Problem statement = Quote the entries word for word. Omit the pictures.

Records from a collection of figures:
※
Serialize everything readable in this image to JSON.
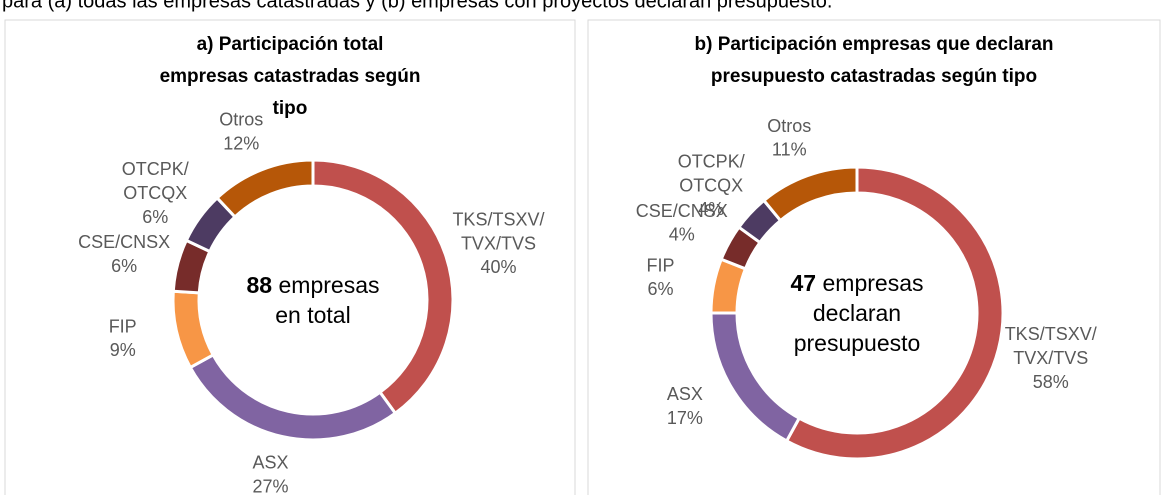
{
  "caption": "para (a) todas las empresas catastradas y (b) empresas con proyectos declaran presupuesto.",
  "chart_data": [
    {
      "type": "pie",
      "title": "a) Participación total empresas catastradas según tipo",
      "categories": [
        "TKS/TSXV/TVX/TVS",
        "ASX",
        "FIP",
        "CSE/CNSX",
        "OTCPK/OTCQX",
        "Otros"
      ],
      "values": [
        40,
        27,
        9,
        6,
        6,
        12
      ],
      "value_labels": [
        "40%",
        "27%",
        "9%",
        "6%",
        "6%",
        "12%"
      ],
      "colors": [
        "#c0504d",
        "#8064a2",
        "#f79646",
        "#772c2a",
        "#4d3b62",
        "#b65708"
      ],
      "total": 88,
      "center_label": "empresas en total"
    },
    {
      "type": "pie",
      "title": "b) Participación empresas que declaran presupuesto catastradas según tipo",
      "categories": [
        "TKS/TSXV/TVX/TVS",
        "ASX",
        "FIP",
        "CSE/CNSX",
        "OTCPK/OTCQX",
        "Otros"
      ],
      "values": [
        58,
        17,
        6,
        4,
        4,
        11
      ],
      "value_labels": [
        "58%",
        "17%",
        "6%",
        "4%",
        "4%",
        "11%"
      ],
      "colors": [
        "#c0504d",
        "#8064a2",
        "#f79646",
        "#772c2a",
        "#4d3b62",
        "#b65708"
      ],
      "total": 47,
      "center_label": "empresas declaran presupuesto"
    }
  ]
}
※
Written solution =
Serialize everything readable in this image to JSON.
{
  "caption": "para (a) todas las empresas catastradas y (b) empresas con proyectos declaran presupuesto.",
  "chart_data": [
    {
      "type": "pie",
      "title": "a) Participación total empresas catastradas según tipo",
      "categories": [
        "TKS/TSXV/TVX/TVS",
        "ASX",
        "FIP",
        "CSE/CNSX",
        "OTCPK/OTCQX",
        "Otros"
      ],
      "values": [
        40,
        27,
        9,
        6,
        6,
        12
      ],
      "value_labels": [
        "40%",
        "27%",
        "9%",
        "6%",
        "6%",
        "12%"
      ],
      "colors": [
        "#c0504d",
        "#8064a2",
        "#f79646",
        "#772c2a",
        "#4d3b62",
        "#b65708"
      ],
      "total": 88,
      "center_label": "empresas en total"
    },
    {
      "type": "pie",
      "title": "b) Participación empresas que declaran presupuesto catastradas según tipo",
      "categories": [
        "TKS/TSXV/TVX/TVS",
        "ASX",
        "FIP",
        "CSE/CNSX",
        "OTCPK/OTCQX",
        "Otros"
      ],
      "values": [
        58,
        17,
        6,
        4,
        4,
        11
      ],
      "value_labels": [
        "58%",
        "17%",
        "6%",
        "4%",
        "4%",
        "11%"
      ],
      "colors": [
        "#c0504d",
        "#8064a2",
        "#f79646",
        "#772c2a",
        "#4d3b62",
        "#b65708"
      ],
      "total": 47,
      "center_label": "empresas declaran presupuesto"
    }
  ]
}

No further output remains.